§ TASK DIRECTIONS:
Among the entries below, find how many lines carry the word "with" and state only that figure.

§ PROVIDED INFORMATION:
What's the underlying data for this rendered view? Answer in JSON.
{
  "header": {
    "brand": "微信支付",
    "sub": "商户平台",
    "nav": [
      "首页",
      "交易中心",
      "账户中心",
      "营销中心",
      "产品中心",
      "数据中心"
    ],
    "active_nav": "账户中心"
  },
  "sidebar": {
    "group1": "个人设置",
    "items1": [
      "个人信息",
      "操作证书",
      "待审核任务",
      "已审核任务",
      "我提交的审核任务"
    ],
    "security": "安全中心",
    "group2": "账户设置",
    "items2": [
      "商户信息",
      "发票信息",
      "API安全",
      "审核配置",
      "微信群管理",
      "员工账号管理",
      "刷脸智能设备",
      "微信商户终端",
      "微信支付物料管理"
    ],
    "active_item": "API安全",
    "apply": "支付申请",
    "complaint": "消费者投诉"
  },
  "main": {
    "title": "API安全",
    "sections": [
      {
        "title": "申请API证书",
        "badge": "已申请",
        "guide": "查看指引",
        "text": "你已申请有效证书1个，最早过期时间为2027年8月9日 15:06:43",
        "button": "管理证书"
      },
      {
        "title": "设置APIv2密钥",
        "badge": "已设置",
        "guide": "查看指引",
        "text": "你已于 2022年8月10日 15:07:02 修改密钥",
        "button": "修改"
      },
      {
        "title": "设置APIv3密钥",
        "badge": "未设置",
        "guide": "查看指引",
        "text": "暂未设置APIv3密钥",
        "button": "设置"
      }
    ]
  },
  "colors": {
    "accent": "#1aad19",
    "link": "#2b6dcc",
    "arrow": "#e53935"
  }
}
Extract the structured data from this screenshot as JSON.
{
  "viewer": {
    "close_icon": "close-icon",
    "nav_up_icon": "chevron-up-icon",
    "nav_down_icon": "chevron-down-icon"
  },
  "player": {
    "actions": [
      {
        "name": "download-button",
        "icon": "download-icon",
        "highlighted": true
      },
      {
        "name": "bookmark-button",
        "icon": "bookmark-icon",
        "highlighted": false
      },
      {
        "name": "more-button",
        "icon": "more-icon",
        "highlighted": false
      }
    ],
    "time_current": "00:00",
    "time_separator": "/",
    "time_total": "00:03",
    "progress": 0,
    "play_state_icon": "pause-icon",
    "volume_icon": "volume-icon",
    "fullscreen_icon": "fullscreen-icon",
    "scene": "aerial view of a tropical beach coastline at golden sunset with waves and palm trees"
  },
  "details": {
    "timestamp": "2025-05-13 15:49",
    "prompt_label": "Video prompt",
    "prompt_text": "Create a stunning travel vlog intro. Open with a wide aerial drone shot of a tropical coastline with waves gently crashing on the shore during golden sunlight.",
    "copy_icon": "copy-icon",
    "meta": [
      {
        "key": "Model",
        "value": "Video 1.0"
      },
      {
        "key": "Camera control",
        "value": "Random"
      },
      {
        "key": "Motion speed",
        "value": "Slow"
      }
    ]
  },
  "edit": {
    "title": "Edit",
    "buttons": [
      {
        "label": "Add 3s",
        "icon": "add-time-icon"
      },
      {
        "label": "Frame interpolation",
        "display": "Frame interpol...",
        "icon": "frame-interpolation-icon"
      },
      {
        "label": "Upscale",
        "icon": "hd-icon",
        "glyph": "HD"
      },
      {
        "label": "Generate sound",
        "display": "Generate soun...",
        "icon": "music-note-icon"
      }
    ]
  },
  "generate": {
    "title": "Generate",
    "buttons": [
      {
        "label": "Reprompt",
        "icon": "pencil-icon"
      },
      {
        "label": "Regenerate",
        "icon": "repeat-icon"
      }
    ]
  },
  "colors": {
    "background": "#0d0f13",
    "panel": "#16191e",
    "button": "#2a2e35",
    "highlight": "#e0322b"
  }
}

§ EXPECTED ANSWER:
2